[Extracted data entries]
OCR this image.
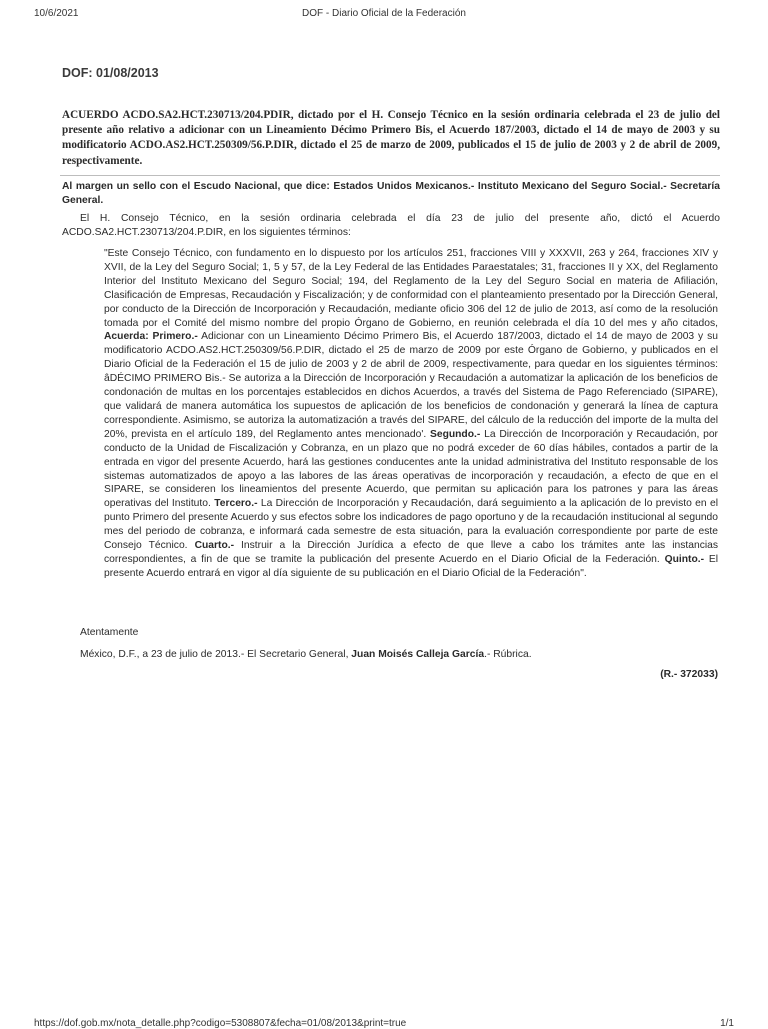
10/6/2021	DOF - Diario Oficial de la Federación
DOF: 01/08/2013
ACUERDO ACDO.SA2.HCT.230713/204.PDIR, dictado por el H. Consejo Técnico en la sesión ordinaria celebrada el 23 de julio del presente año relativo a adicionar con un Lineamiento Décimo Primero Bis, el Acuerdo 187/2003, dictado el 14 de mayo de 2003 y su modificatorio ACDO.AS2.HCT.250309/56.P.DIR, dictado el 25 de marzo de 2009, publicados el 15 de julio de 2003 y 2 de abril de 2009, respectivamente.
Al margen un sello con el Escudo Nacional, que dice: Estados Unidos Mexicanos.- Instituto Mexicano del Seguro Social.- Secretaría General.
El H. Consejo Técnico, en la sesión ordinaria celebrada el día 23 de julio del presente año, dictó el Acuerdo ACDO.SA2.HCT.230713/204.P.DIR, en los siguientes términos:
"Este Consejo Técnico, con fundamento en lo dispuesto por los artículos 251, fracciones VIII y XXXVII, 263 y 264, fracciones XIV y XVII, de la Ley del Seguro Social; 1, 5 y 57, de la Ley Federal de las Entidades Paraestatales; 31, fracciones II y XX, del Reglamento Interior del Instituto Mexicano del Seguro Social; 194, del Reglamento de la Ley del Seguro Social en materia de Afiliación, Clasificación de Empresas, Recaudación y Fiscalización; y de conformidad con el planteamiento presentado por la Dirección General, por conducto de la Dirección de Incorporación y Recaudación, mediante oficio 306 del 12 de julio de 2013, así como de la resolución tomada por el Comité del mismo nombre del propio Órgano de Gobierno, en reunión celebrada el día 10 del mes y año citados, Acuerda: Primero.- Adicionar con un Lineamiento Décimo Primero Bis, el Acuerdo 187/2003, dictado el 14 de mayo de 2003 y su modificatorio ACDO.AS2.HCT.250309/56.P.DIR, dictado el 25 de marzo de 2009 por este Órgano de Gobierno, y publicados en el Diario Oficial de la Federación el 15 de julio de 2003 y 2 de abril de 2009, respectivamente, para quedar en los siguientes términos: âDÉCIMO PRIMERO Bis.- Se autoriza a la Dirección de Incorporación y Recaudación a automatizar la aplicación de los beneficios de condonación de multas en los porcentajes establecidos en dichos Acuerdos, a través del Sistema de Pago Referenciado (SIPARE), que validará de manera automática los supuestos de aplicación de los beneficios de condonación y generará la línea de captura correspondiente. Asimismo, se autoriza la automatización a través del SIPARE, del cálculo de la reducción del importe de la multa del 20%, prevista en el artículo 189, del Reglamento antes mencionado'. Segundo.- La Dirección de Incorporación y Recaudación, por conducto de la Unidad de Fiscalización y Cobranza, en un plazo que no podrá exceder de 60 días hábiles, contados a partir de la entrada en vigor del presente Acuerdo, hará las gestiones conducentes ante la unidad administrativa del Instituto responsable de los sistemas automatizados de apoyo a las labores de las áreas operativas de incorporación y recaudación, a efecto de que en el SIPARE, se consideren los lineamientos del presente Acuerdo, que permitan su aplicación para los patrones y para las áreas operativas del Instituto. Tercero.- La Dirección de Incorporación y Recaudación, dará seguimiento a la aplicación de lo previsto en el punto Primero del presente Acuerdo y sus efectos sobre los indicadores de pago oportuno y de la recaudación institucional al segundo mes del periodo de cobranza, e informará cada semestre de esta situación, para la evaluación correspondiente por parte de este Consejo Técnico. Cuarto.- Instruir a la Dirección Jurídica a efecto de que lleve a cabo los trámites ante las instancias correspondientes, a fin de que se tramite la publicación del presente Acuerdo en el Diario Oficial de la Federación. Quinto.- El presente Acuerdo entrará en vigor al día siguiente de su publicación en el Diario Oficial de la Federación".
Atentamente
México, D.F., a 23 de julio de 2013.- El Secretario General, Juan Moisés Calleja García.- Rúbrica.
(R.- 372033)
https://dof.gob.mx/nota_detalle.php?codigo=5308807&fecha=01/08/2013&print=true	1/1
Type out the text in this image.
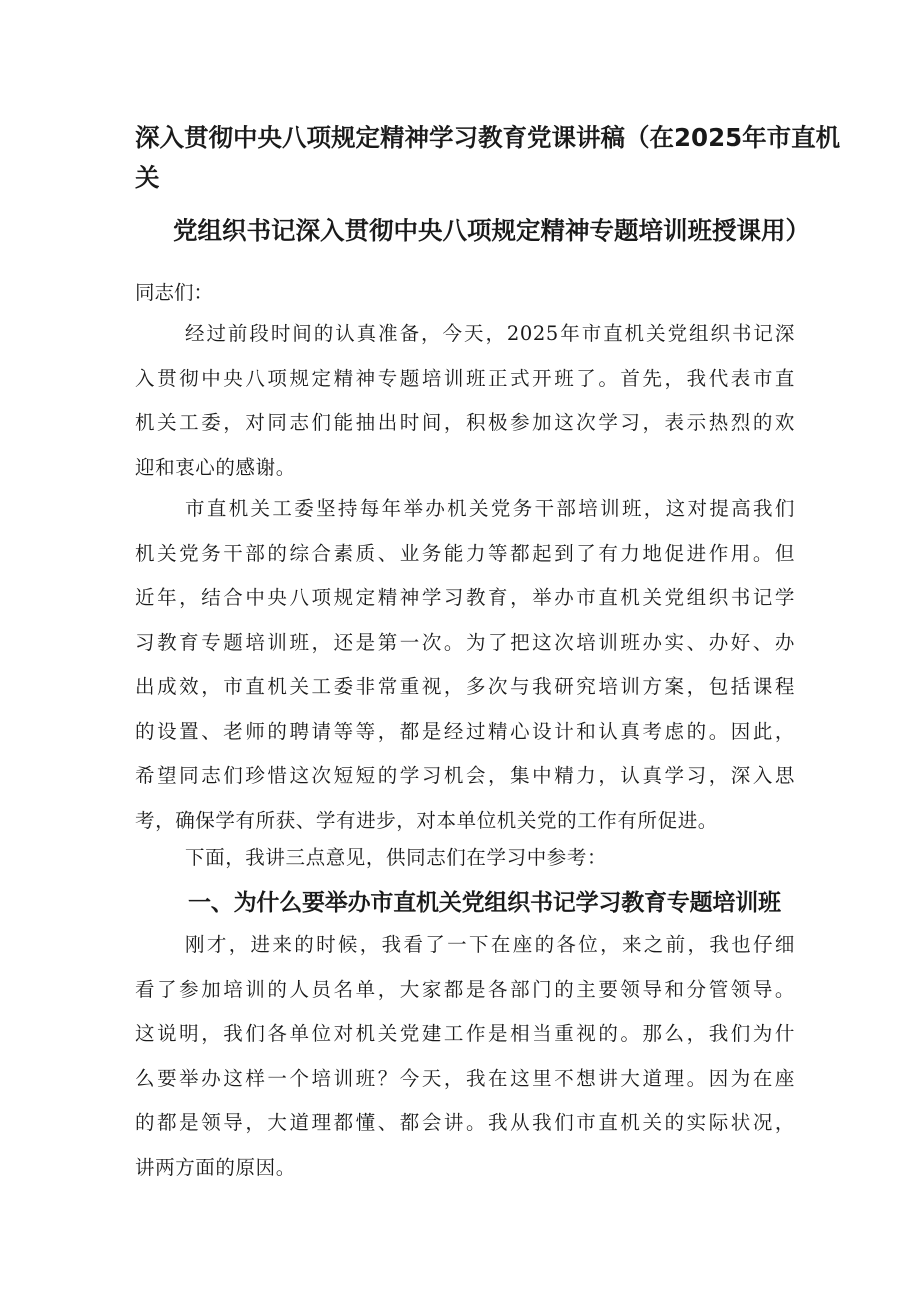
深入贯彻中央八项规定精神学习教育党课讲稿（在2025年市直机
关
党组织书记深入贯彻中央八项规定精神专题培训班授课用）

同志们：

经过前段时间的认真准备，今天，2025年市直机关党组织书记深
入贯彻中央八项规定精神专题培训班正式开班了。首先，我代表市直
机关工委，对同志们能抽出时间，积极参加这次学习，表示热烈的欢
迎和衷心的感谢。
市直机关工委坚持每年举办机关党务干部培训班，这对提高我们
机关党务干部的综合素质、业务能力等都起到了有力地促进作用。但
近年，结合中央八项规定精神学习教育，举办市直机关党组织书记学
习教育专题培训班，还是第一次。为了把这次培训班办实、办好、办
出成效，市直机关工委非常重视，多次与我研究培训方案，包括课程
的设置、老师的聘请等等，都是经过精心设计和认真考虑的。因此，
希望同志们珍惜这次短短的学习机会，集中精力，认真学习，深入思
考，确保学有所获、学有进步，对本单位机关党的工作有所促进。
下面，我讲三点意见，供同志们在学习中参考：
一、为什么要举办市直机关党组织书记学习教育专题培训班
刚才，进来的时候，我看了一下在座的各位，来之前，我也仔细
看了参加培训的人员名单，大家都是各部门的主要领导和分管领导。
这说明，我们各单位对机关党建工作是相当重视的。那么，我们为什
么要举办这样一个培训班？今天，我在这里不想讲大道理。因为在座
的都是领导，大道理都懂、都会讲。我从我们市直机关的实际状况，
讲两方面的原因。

### AIM
Show every line where the string "sesión" appears.

### EXERCISE OUTPUT
ACUERDO ACDO.SA2.HCT.230713/204.PDIR, dictado por el H. Consejo Técnico en la sesión ordinaria celebrada el 23 de julio del presente año relativo a adicionar con un Lineamiento Décimo Primero Bis, el Acuerdo 187/2003, dictado el 14 de mayo de 2003 y su modificatorio ACDO.AS2.HCT.250309/56.P.DIR, dictado el 25 de marzo de 2009, publicados el 15 de julio de 2003 y 2 de abril de 2009, respectivamente.
El H. Consejo Técnico, en la sesión ordinaria celebrada el día 23 de julio del presente año, dictó el Acuerdo ACDO.SA2.HCT.230713/204.P.DIR, en los siguientes términos:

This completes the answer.